[WHAT THE TASK REQUIRES]
In the text on Perl glob aliasing, write out the stretch from "The three assignments" through "value is unchangeable." again, swapping "glob" for "typeglob".

Figure 1-4. Assigning to a glob's array part

Notice that this is not the same as @a=@b; it is real aliasing. Any changes to @b will be seen in @a, and vice versa:

    @b = (1,2,3,4);
    *a = \@b;

    push @b, 5;
    print @a; # 12345

    # However:
    $a = "Bye"
    $b = "Hello there!";
    print $a; # Bye

Although the @a array is aliased by having its reference connected to the reference used to locate the @b array, the rest of the *a glob is untouched; changes in $b do not affect $a.

You can write to all parts of a glob, just by providing the appropriate references:

    *a = \"Hello";
    *a = [ 1, 2, 3 ];
    *a = { red => "rouge", blue => "bleu" };

    print $a;        # Hello
    print $a[1];     # 2
    print $a{"red"}; # rouge

The three assignments may look like they are replacing each other, but each writes to a different part of the glob depending on the appropriate reference type. If the assigned value is a reference to a constant, then the variable's value is unchangeable.

[STORED DATA]

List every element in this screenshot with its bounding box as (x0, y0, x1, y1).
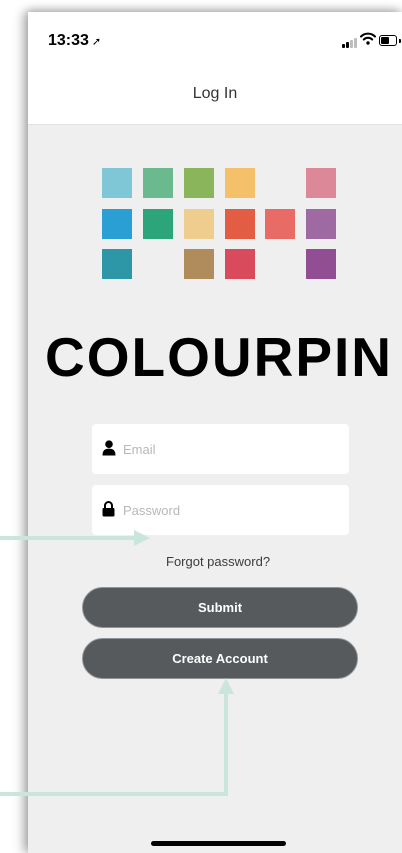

[ANSWER TO THIS EXERCISE]
The three assignments may look like they are replacing each other, but each writes to a different part of the typeglob depending on the appropriate reference type. If the assigned value is a reference to a constant, then the variable's value is unchangeable.